** Start Supplied information **

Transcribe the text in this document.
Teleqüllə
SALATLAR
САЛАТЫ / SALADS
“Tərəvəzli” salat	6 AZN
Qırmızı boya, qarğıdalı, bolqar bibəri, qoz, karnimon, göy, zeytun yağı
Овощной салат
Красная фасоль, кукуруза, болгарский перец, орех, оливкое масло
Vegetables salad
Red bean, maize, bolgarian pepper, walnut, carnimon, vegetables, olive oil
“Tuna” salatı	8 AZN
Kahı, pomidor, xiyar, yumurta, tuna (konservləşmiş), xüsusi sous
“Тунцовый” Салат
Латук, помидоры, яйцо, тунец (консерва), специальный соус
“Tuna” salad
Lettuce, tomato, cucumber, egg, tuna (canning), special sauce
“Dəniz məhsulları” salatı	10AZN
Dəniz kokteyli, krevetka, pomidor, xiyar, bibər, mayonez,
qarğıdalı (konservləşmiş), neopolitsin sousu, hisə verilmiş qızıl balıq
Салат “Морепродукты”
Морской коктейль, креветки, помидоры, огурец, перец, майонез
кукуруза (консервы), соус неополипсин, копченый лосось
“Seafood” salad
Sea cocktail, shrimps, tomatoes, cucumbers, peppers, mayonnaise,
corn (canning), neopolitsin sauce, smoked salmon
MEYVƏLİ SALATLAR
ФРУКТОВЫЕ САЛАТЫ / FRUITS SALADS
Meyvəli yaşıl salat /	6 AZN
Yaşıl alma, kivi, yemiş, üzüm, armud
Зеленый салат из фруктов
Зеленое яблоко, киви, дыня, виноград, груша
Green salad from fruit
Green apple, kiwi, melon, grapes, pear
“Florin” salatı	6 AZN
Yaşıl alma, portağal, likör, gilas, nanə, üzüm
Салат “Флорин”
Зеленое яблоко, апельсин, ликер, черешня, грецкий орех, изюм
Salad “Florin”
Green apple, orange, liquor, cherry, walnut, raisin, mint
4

** End Supplied information **

Directions for this task:
Each line of the listing should be copied exactly.

Task solution:
Transcribe the text in this document.
Teleqüllə
SALATLAR
САЛАТЫ / SALADS
“Tərəvəzli” salat	6 AZN
Qırmızı boya, qarğıdalı, bolqar bibəri, qoz, karnimon, göy, zeytun yağı
Овощной салат
Красная фасоль, кукуруза, болгарский перец, орех, оливкое масло
Vegetables salad
Red bean, maize, bolgarian pepper, walnut, carnimon, vegetables, olive oil
“Tuna” salatı	8 AZN
Kahı, pomidor, xiyar, yumurta, tuna (konservləşmiş), xüsusi sous
“Тунцовый” Салат
Латук, помидоры, яйцо, тунец (консерва), специальный соус
“Tuna” salad
Lettuce, tomato, cucumber, egg, tuna (canning), special sauce
“Dəniz məhsulları” salatı	10AZN
Dəniz kokteyli, krevetka, pomidor, xiyar, bibər, mayonez,
qarğıdalı (konservləşmiş), neopolitsin sousu, hisə verilmiş qızıl balıq
Салат “Морепродукты”
Морской коктейль, креветки, помидоры, огурец, перец, майонез
кукуруза (консервы), соус неополипсин, копченый лосось
“Seafood” salad
Sea cocktail, shrimps, tomatoes, cucumbers, peppers, mayonnaise,
corn (canning), neopolitsin sauce, smoked salmon
MEYVƏLİ SALATLAR
ФРУКТОВЫЕ САЛАТЫ / FRUITS SALADS
Meyvəli yaşıl salat /	6 AZN
Yaşıl alma, kivi, yemiş, üzüm, armud
Зеленый салат из фруктов
Зеленое яблоко, киви, дыня, виноград, груша
Green salad from fruit
Green apple, kiwi, melon, grapes, pear
“Florin” salatı	6 AZN
Yaşıl alma, portağal, likör, gilas, nanə, üzüm
Салат “Флорин”
Зеленое яблоко, апельсин, ликер, черешня, грецкий орех, изюм
Salad “Florin”
Green apple, orange, liquor, cherry, walnut, raisin, mint
4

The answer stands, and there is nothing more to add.